## Task description
Print the entries exactly; no image belongs in the copy.
--- Given data Enclosed Below ---
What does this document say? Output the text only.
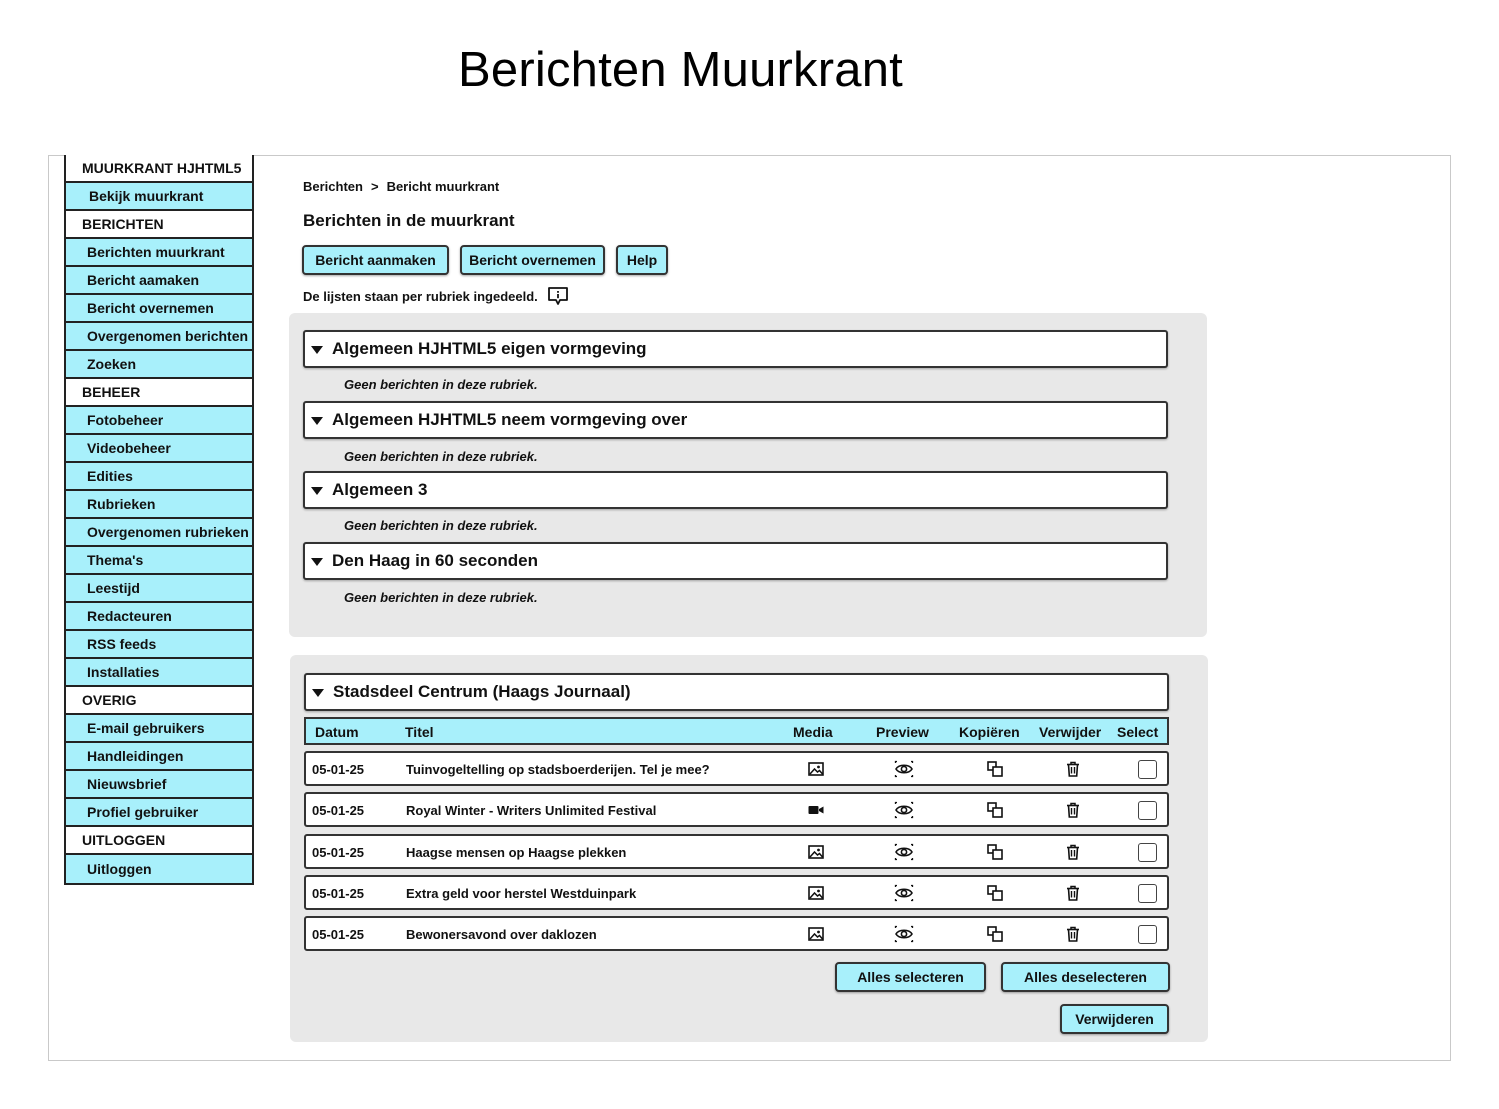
Berichten Muurkrant
MUURKRANT HJHTML5
Bekijk muurkrant
BERICHTEN
Berichten muurkrant
Bericht aamaken
Bericht overnemen
Overgenomen berichten
Zoeken
BEHEER
Fotobeheer
Videobeheer
Edities
Rubrieken
Overgenomen rubrieken
Thema's
Leestijd
Redacteuren
RSS feeds
Installaties
OVERIG
E-mail gebruikers
Handleidingen
Nieuwsbrief
Profiel gebruiker
UITLOGGEN
Uitloggen
Berichten > Bericht muurkrant
Berichten in de muurkrant
Bericht aanmaken	Bericht overnemen	Help
De lijsten staan per rubriek ingedeeld.
Algemeen HJHTML5 eigen vormgeving
Geen berichten in deze rubriek.
Algemeen HJHTML5 neem vormgeving over
Geen berichten in deze rubriek.
Algemeen 3
Geen berichten in deze rubriek.
Den Haag in 60 seconden
Geen berichten in deze rubriek.
Stadsdeel Centrum (Haags Journaal)
Datum	Titel	Media	Preview Kopiëren Verwijder Select
05-01-25	Tuinvogeltelling op stadsboerderijen. Tel je mee?
05-01-25	Royal Winter - Writers Unlimited Festival
05-01-25	Haagse mensen op Haagse plekken
05-01-25	Extra geld voor herstel Westduinpark
05-01-25	Bewonersavond over daklozen
Alles selecteren	Alles deselecteren
Verwijderen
--- End of Enclosed Given data ---
## Problem solution
What does this document say? Output the text only.
Berichten Muurkrant
MUURKRANT HJHTML5
Bekijk muurkrant
BERICHTEN
Berichten muurkrant
Bericht aamaken
Bericht overnemen
Overgenomen berichten
Zoeken
BEHEER
Fotobeheer
Videobeheer
Edities
Rubrieken
Overgenomen rubrieken
Thema's
Leestijd
Redacteuren
RSS feeds
Installaties
OVERIG
E-mail gebruikers
Handleidingen
Nieuwsbrief
Profiel gebruiker
UITLOGGEN
Uitloggen
Berichten > Bericht muurkrant
Berichten in de muurkrant
Bericht aanmaken	Bericht overnemen	Help
De lijsten staan per rubriek ingedeeld.
Algemeen HJHTML5 eigen vormgeving
Geen berichten in deze rubriek.
Algemeen HJHTML5 neem vormgeving over
Geen berichten in deze rubriek.
Algemeen 3
Geen berichten in deze rubriek.
Den Haag in 60 seconden
Geen berichten in deze rubriek.
Stadsdeel Centrum (Haags Journaal)
Datum	Titel	Media	Preview Kopiëren Verwijder Select
05-01-25	Tuinvogeltelling op stadsboerderijen. Tel je mee?
05-01-25	Royal Winter - Writers Unlimited Festival
05-01-25	Haagse mensen op Haagse plekken
05-01-25	Extra geld voor herstel Westduinpark
05-01-25	Bewonersavond over daklozen
Alles selecteren	Alles deselecteren
Verwijderen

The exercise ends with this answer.